Stored items:
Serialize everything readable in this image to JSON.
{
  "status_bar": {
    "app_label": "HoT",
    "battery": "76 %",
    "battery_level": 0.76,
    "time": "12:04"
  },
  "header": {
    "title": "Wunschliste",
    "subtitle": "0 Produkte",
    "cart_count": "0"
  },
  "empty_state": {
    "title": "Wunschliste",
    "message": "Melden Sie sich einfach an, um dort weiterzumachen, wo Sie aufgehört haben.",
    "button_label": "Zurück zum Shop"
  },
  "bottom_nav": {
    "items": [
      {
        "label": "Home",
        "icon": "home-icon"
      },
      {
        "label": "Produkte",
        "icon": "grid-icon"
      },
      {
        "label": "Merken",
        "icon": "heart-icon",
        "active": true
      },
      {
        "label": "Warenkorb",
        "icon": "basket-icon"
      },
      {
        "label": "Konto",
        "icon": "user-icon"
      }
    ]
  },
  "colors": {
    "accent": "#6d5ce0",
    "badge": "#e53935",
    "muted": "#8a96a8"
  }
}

Work to be completed:
Your task is to quote the listing above word for word.

Final result:
Serialize everything readable in this image to JSON.
{
  "status_bar": {
    "app_label": "HoT",
    "battery": "76 %",
    "battery_level": 0.76,
    "time": "12:04"
  },
  "header": {
    "title": "Wunschliste",
    "subtitle": "0 Produkte",
    "cart_count": "0"
  },
  "empty_state": {
    "title": "Wunschliste",
    "message": "Melden Sie sich einfach an, um dort weiterzumachen, wo Sie aufgehört haben.",
    "button_label": "Zurück zum Shop"
  },
  "bottom_nav": {
    "items": [
      {
        "label": "Home",
        "icon": "home-icon"
      },
      {
        "label": "Produkte",
        "icon": "grid-icon"
      },
      {
        "label": "Merken",
        "icon": "heart-icon",
        "active": true
      },
      {
        "label": "Warenkorb",
        "icon": "basket-icon"
      },
      {
        "label": "Konto",
        "icon": "user-icon"
      }
    ]
  },
  "colors": {
    "accent": "#6d5ce0",
    "badge": "#e53935",
    "muted": "#8a96a8"
  }
}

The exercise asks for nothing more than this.